Step 6: Narrow It Down

NOTE:

This step takes almost a day in my two day course. It's beyond the scope of this website to cover it completely. If you can't take the course, you can learn all about this step in any of these books:

To see which book will best fit your needs, look here.

Divide and Conquer

Mathematics tells us the fastest way to find a single element in an ordered set is binary search. Binary search is the process of repeatedly ruling out half the remaining search area until the element is found. What makes the system you're troubleshooting an ordered set is your knowledge of it, reinforced by manuals and documentation. It's that knowledge that allows you to devise tests to split the search area in half. Below is a simple diagram of a binary search finding the violet component with only six tests:

This technique really shows its power in systems of several hundred thousand components. For instance, binary search could find a single component in a system of 1,048,576 components (a moderate sized automated system) using only 20 tests.

Note:

NOTE: Implicit in all this is that if you keep narrowing it down, whether binary or not, as long as you don't repeatedly double back in areas you've already tested, it is a MATHEMATICAL CERTAINTY you'll eventually solve the problem.

Limitations:

Of course, life isn't this simple. If it were, we'd be getting minimum wage. Several factors combine to make troubleshooting a challenge, even to those employing binary search.

▬▬▬▬▬▬▬▬▬▬

ACTIVITY A:
In the troubleshooting passage, how many tests would binary search need to find a single component in a system of 1,048,576 components?
ACTIVITY B:
Transcribe the part of the troubleshooting passage that opens with the words containing "Of course, life" and closes with "employing binary search.".

DATA LISTING:
▬▬▬▬▬▬▬▬▬▬

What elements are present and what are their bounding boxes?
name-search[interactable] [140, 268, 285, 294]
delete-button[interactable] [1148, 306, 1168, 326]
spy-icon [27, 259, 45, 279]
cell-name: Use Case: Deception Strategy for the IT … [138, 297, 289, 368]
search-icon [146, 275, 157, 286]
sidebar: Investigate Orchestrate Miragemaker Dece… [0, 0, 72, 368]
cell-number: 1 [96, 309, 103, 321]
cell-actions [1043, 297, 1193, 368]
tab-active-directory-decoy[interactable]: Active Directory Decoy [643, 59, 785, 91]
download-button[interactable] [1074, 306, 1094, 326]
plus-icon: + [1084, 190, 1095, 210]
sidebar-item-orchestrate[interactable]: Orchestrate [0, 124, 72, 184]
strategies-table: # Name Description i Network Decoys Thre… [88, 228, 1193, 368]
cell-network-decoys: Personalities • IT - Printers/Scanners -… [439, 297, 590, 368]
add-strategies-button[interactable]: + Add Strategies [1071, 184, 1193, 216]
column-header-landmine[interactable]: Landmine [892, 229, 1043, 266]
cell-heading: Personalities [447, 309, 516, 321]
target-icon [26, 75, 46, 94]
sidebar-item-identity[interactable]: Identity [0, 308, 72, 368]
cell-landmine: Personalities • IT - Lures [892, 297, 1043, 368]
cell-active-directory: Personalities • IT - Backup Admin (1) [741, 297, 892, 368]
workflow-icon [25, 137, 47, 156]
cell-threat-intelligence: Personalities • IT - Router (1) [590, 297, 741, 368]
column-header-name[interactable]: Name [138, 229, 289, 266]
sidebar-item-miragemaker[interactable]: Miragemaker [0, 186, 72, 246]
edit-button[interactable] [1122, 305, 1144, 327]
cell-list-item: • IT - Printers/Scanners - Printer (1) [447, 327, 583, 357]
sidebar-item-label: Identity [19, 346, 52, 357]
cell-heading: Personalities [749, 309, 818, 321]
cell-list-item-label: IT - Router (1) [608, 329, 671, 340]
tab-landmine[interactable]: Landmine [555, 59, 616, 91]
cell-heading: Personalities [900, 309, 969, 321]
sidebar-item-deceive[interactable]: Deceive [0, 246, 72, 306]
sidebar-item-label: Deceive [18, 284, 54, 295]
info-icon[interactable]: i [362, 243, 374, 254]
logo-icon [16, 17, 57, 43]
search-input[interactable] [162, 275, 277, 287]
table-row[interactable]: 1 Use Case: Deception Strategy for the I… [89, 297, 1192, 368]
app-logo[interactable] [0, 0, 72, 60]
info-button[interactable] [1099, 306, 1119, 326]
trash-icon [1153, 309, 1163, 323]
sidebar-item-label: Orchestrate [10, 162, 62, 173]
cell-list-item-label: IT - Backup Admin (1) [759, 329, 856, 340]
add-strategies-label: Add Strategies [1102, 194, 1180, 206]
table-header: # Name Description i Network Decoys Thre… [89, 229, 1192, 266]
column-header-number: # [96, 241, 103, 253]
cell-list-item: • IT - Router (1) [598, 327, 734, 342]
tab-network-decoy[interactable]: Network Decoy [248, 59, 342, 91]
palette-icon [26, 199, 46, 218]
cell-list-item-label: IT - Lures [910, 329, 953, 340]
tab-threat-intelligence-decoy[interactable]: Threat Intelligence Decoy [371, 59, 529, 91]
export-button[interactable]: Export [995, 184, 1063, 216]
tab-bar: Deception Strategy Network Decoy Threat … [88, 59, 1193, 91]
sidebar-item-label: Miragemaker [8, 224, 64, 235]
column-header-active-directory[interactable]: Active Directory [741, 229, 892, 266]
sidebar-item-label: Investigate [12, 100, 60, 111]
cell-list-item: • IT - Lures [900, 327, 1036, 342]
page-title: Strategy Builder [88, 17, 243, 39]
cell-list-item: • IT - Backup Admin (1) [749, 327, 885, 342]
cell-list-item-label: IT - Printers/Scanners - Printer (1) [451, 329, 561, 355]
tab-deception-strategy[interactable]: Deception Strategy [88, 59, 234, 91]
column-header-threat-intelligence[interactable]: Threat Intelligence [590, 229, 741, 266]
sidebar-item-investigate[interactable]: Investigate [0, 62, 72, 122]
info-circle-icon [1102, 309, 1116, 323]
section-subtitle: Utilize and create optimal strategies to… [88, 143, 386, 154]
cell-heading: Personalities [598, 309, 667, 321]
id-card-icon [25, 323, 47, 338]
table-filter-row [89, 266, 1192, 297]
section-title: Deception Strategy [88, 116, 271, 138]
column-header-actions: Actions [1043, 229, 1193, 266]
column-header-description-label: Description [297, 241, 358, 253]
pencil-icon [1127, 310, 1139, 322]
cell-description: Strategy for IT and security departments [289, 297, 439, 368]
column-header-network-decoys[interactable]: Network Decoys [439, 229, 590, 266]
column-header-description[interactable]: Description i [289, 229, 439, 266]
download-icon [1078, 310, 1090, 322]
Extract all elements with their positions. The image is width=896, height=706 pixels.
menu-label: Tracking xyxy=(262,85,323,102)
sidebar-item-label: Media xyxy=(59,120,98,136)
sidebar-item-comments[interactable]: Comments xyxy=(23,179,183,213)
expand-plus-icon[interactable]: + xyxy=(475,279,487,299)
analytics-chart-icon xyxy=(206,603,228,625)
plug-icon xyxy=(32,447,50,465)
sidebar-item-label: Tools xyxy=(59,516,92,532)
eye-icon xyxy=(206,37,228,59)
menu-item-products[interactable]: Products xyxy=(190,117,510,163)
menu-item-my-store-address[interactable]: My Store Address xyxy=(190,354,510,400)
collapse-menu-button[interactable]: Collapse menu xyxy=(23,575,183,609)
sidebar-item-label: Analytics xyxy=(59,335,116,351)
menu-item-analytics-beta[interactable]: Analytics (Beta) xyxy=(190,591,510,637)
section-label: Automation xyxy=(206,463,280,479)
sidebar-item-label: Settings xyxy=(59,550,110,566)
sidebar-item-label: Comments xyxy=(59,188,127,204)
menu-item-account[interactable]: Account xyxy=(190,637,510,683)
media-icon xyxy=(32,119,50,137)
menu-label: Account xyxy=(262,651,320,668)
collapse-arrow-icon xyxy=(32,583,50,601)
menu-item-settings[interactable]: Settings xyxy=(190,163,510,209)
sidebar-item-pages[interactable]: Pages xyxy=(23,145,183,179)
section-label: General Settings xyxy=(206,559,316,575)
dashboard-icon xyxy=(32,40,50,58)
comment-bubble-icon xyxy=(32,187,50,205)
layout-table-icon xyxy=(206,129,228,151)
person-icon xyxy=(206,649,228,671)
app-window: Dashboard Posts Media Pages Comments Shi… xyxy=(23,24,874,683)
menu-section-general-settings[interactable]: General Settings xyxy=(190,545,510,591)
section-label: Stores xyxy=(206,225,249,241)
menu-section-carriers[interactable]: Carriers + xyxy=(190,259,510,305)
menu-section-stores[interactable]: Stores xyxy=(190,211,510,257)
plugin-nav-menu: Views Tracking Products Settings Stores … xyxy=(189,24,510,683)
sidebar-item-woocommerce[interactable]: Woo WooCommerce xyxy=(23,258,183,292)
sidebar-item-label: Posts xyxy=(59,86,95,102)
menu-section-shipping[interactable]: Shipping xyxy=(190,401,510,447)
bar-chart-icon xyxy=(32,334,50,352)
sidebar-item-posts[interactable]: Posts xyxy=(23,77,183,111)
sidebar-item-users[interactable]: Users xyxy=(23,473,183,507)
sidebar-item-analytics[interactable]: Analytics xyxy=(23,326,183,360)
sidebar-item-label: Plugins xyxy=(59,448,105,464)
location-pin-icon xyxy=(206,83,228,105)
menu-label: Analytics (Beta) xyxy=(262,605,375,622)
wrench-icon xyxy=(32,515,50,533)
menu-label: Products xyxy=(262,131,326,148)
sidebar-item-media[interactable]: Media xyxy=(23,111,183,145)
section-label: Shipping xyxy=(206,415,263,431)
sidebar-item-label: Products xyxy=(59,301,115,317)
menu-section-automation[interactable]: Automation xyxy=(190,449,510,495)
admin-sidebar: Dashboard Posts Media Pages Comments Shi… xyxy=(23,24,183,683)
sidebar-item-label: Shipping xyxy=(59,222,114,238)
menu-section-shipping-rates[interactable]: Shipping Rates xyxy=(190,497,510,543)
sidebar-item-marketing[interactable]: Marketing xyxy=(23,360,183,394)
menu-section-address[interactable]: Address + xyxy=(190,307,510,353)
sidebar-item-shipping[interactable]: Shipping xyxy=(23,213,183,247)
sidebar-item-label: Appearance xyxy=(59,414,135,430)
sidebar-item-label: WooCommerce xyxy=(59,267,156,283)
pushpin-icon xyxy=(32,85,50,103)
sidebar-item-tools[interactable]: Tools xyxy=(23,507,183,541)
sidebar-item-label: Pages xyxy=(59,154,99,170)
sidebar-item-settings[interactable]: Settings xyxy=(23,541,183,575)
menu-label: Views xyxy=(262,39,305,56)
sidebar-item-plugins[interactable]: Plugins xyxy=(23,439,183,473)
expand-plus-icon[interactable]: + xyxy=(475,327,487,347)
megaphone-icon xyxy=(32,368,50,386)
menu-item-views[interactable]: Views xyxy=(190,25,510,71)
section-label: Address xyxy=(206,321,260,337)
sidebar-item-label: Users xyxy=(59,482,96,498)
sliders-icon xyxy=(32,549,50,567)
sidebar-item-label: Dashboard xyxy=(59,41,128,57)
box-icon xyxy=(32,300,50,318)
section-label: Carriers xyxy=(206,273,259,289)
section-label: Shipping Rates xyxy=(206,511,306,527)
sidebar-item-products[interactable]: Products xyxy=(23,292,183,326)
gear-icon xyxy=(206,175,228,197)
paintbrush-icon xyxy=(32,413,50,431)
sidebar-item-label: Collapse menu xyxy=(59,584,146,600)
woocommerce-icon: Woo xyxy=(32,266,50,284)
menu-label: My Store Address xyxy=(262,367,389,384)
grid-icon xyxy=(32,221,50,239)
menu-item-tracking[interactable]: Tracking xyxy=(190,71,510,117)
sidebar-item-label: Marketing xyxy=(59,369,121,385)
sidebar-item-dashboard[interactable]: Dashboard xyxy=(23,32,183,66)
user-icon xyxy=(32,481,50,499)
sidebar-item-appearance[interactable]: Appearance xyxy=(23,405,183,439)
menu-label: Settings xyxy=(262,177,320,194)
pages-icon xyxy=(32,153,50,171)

▬▬▬▬▬▬▬▬▬▬

EXPECTED ANSWER A:
20 tests.

EXPECTED ANSWER B:
Of course, life isn't this simple. If it were, we'd be getting minimum wage. Several factors combine to make troubleshooting a challenge, even to those employing binary search.